• Given request: Take each line containing the word "Светооптическое" and copy it.

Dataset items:
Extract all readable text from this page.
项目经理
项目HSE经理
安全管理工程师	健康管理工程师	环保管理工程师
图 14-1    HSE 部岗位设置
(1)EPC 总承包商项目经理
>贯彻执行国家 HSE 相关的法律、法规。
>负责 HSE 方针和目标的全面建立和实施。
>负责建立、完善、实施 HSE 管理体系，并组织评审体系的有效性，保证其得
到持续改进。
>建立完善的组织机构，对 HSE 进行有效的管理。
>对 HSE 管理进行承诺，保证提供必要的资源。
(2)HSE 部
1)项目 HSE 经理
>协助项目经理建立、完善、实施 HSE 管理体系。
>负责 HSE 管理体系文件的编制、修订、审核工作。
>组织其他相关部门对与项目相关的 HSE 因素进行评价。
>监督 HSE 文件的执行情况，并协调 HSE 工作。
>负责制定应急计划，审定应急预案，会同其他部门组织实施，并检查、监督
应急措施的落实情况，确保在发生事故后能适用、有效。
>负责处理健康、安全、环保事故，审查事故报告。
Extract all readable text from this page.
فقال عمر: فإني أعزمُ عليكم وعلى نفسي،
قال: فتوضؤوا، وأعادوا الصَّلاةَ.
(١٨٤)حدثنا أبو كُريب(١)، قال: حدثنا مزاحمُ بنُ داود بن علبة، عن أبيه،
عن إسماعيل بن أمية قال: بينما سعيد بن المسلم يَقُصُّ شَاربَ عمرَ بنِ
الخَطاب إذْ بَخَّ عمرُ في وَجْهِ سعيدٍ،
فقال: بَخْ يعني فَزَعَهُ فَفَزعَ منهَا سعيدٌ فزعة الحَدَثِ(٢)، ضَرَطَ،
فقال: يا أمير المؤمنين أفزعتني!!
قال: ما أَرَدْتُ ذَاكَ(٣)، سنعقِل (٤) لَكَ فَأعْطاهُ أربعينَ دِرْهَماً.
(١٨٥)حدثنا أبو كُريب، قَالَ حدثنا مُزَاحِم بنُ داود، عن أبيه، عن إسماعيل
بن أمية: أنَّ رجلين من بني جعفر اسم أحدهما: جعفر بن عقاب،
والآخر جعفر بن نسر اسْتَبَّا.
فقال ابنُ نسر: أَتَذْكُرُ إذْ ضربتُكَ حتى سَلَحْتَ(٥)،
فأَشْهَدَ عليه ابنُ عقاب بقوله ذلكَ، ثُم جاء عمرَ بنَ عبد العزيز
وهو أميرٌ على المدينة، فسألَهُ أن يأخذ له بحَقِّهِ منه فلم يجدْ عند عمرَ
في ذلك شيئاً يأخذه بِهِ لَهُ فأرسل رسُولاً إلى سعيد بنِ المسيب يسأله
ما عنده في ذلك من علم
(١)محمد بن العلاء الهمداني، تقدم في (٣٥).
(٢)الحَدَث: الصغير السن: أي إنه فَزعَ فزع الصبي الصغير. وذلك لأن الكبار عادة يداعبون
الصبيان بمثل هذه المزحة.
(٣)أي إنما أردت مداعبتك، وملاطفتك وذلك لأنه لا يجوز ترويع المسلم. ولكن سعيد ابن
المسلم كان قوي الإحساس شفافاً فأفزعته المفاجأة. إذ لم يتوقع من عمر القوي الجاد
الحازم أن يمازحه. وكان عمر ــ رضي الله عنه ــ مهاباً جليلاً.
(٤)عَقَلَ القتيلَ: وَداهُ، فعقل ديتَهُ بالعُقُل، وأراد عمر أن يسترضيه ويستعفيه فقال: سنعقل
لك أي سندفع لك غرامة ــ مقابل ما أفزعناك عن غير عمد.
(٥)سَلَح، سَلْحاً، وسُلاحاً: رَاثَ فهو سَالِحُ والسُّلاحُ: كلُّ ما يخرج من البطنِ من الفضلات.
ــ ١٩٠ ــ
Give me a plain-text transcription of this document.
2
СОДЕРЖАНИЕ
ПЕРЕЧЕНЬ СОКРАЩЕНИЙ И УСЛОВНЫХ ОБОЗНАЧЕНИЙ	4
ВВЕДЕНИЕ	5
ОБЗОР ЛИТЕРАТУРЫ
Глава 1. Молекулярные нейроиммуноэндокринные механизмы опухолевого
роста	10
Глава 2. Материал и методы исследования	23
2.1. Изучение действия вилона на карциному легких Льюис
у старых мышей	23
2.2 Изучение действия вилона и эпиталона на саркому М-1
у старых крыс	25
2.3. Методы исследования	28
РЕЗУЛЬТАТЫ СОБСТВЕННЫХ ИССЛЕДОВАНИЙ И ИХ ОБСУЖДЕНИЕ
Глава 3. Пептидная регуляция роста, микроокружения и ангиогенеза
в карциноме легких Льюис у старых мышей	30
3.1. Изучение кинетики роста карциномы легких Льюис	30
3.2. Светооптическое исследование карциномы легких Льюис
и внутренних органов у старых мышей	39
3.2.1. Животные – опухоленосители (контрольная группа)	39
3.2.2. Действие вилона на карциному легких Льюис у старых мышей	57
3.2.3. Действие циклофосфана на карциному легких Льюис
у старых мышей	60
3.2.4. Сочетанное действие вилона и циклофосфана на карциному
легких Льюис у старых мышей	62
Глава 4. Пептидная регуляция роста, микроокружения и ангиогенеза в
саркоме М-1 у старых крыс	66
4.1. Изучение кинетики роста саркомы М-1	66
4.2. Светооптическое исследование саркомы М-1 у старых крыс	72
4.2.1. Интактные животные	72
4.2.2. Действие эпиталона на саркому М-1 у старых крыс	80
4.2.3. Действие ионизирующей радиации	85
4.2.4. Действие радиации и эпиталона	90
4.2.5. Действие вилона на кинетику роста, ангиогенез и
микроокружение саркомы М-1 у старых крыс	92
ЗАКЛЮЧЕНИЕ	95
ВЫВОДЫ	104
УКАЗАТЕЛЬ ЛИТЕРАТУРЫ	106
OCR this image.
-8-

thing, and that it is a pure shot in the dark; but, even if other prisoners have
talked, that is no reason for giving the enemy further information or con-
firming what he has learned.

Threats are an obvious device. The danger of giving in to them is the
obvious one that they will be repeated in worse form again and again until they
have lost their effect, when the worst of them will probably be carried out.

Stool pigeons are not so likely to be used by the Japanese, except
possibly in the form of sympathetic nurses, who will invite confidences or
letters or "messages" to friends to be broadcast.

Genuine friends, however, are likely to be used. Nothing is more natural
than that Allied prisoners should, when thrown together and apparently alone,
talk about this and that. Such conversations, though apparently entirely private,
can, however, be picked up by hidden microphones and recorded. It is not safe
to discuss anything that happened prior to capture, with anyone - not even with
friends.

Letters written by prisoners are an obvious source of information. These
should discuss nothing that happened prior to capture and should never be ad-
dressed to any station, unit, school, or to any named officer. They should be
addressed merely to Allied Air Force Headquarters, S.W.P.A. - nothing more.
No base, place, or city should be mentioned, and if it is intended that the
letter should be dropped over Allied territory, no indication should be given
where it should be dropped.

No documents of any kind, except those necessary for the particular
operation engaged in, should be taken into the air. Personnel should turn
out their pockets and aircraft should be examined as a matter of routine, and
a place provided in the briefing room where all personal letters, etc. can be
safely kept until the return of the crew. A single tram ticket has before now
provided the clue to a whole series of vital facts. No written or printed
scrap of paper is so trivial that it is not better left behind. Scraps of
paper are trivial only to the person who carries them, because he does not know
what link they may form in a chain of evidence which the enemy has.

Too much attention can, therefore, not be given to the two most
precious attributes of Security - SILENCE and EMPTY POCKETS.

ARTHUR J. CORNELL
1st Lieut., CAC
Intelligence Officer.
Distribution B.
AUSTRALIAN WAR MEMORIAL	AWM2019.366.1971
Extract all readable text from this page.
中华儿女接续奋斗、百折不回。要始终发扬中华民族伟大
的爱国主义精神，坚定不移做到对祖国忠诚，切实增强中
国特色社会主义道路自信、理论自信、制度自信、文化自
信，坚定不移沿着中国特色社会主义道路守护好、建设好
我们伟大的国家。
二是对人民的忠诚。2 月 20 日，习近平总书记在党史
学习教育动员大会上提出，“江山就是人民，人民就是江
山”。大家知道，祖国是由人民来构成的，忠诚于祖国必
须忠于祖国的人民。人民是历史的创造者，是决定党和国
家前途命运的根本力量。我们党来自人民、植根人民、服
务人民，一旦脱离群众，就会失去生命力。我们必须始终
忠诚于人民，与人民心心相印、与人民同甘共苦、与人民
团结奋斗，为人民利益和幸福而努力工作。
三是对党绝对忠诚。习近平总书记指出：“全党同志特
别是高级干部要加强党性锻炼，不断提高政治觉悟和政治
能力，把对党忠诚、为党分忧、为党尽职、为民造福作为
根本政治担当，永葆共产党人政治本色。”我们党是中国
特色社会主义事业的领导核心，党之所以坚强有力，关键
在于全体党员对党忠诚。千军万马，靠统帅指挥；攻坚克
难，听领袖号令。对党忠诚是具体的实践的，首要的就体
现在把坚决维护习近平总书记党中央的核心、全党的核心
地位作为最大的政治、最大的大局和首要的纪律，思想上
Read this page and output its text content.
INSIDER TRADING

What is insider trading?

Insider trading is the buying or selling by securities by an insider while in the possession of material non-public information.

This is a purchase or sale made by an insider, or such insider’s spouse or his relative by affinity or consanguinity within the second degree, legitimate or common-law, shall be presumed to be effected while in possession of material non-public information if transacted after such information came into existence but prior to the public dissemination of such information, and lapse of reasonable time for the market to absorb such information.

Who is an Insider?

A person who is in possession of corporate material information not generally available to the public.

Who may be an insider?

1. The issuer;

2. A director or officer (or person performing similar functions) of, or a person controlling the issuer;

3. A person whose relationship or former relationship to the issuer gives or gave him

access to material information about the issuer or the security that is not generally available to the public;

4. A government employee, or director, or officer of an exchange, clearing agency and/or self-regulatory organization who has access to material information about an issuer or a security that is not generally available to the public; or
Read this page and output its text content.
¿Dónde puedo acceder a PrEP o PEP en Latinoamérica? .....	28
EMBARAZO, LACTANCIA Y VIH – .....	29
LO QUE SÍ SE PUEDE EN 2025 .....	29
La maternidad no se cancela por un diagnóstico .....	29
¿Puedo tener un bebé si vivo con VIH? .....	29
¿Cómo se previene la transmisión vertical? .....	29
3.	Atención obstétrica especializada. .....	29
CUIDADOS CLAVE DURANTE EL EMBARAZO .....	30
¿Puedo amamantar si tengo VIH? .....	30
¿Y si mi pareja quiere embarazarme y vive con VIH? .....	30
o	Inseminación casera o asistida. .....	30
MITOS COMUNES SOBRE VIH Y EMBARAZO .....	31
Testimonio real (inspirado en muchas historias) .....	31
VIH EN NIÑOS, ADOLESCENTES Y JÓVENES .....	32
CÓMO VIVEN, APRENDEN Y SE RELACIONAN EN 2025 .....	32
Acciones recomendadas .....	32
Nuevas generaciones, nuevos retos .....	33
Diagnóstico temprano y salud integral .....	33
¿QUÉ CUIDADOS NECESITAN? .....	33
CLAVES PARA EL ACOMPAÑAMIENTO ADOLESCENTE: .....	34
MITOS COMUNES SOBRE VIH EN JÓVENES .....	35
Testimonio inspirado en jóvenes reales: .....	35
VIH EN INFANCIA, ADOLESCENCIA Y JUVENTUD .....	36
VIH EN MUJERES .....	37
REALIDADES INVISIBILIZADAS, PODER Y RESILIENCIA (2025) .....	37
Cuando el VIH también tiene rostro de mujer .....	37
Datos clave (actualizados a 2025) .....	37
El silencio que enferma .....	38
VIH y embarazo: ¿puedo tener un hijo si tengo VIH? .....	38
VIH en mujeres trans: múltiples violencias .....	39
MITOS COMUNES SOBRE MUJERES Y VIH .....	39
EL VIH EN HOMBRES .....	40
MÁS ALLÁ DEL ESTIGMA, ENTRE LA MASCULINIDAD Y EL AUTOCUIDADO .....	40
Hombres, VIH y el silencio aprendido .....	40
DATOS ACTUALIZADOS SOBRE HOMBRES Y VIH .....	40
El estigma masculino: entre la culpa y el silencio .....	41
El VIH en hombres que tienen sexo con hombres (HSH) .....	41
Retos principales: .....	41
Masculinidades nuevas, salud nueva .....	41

• Reply to the task:
3.2. Светооптическое исследование карциномы легких Льюис
4.2. Светооптическое исследование саркомы М-1 у старых крыс	72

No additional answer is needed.